---- Entries shown

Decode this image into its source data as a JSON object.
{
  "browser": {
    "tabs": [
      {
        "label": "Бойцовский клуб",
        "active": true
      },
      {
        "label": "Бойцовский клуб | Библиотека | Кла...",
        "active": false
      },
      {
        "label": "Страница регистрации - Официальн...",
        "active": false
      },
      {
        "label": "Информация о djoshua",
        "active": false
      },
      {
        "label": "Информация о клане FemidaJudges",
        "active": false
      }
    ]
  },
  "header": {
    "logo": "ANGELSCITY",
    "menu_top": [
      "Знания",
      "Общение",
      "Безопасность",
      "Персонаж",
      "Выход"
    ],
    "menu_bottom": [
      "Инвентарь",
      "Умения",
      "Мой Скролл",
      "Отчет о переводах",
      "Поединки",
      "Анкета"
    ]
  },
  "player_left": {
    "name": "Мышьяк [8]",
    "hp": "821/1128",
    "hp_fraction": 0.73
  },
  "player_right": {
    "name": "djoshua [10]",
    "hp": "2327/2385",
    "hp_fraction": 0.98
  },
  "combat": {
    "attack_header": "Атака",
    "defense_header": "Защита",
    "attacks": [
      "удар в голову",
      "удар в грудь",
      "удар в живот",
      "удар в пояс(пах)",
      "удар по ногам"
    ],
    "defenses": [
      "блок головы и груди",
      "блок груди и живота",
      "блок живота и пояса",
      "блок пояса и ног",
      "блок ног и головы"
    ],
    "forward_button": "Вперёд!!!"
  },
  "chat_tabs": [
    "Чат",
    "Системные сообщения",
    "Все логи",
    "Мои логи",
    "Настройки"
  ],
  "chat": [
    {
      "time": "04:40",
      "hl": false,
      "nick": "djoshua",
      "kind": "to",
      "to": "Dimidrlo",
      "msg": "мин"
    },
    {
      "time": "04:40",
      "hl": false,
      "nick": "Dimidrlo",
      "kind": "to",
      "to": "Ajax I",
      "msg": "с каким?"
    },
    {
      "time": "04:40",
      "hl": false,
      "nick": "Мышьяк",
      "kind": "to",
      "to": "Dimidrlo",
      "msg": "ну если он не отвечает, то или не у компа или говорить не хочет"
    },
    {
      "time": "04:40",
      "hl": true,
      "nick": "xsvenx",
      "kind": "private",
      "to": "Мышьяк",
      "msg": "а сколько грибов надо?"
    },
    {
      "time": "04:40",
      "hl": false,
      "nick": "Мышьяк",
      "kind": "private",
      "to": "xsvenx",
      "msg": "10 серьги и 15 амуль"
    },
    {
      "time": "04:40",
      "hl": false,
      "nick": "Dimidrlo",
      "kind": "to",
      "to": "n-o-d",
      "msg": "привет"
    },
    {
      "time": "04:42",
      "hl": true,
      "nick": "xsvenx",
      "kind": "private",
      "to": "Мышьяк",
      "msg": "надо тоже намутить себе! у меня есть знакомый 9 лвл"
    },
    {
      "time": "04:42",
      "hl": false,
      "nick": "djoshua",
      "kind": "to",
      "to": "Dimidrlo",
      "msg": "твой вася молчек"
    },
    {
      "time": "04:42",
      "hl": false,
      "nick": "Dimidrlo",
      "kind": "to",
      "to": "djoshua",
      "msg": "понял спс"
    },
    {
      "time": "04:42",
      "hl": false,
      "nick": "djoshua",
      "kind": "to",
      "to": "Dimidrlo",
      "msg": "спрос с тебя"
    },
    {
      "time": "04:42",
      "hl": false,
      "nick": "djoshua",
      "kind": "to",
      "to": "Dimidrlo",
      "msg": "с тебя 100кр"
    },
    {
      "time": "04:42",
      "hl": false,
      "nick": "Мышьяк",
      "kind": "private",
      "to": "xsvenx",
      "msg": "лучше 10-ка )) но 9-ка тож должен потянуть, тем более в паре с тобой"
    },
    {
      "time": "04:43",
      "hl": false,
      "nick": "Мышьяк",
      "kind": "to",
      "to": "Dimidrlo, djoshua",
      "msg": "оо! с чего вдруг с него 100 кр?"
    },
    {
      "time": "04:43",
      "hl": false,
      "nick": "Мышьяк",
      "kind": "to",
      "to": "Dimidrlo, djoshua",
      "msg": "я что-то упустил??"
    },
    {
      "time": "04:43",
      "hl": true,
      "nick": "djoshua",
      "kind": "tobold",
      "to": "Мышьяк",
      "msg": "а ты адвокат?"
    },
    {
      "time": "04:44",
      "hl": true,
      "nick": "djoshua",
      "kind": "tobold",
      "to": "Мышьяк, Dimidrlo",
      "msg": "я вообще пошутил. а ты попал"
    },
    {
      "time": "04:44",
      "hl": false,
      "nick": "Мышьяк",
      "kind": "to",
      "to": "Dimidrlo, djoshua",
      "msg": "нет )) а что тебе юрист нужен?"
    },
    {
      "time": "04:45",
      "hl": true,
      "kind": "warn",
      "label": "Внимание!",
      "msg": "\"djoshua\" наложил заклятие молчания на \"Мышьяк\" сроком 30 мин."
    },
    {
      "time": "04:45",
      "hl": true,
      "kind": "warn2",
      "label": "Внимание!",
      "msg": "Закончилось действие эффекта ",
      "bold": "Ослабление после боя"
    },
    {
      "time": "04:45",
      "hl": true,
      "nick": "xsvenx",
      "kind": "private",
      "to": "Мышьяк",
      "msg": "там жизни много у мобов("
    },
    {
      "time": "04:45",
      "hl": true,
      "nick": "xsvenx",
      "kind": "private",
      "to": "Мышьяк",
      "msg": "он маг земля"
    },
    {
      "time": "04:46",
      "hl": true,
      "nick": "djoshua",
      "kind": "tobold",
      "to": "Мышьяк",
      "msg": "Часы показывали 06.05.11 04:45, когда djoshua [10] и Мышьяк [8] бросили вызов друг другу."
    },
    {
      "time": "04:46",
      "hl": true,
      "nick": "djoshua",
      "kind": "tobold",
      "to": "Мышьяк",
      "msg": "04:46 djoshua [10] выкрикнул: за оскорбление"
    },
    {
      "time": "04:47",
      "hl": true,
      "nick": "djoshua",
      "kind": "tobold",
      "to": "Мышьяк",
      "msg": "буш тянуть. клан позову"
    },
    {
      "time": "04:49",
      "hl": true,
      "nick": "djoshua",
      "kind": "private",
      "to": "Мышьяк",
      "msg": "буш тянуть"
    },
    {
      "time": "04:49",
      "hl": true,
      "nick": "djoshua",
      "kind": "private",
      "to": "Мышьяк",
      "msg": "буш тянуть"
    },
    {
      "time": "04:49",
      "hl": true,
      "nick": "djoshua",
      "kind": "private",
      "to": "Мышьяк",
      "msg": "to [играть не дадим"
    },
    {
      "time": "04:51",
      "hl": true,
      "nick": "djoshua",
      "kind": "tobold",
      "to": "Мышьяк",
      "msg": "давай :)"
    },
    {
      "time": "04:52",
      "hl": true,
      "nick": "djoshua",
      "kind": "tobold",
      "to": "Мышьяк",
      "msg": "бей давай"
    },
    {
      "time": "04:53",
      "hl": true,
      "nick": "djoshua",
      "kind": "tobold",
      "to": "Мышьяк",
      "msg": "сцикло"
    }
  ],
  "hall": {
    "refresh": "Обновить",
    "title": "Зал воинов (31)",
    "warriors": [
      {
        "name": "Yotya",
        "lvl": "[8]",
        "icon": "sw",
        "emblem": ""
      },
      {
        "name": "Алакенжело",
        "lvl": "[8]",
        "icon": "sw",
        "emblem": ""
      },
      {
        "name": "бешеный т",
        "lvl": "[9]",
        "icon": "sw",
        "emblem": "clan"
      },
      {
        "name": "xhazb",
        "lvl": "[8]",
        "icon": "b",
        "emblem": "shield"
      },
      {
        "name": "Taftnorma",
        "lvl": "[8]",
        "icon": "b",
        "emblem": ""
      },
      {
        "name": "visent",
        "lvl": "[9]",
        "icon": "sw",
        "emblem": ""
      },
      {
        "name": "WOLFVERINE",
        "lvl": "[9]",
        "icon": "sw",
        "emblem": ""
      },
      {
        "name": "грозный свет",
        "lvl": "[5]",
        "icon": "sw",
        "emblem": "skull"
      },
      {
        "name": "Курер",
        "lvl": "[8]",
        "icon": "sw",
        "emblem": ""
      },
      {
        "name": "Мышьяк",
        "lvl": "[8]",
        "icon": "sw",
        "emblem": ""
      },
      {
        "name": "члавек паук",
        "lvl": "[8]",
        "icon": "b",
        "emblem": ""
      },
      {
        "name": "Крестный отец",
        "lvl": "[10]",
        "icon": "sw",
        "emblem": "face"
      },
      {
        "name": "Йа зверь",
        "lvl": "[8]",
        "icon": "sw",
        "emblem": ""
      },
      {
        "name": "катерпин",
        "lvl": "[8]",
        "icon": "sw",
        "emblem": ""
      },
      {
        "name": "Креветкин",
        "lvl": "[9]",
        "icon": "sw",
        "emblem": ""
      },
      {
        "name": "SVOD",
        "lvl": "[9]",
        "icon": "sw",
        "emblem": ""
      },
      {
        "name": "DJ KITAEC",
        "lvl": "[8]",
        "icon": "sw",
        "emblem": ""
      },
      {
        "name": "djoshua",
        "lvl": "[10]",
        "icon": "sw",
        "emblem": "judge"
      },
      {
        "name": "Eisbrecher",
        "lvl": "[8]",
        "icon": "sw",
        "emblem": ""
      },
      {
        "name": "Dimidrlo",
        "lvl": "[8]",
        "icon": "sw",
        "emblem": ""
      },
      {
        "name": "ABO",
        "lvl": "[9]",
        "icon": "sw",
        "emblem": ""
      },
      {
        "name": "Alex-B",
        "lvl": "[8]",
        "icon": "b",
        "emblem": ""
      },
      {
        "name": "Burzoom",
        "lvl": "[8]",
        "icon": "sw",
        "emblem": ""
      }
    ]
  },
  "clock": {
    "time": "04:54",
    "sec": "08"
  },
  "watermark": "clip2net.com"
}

--------

> Exercise details:
Using the listing above, list every line in which the string "клуб" occurs.

> Answer:
        "label": "Бойцовский клуб",
        "label": "Бойцовский клуб | Библиотека | Кла...",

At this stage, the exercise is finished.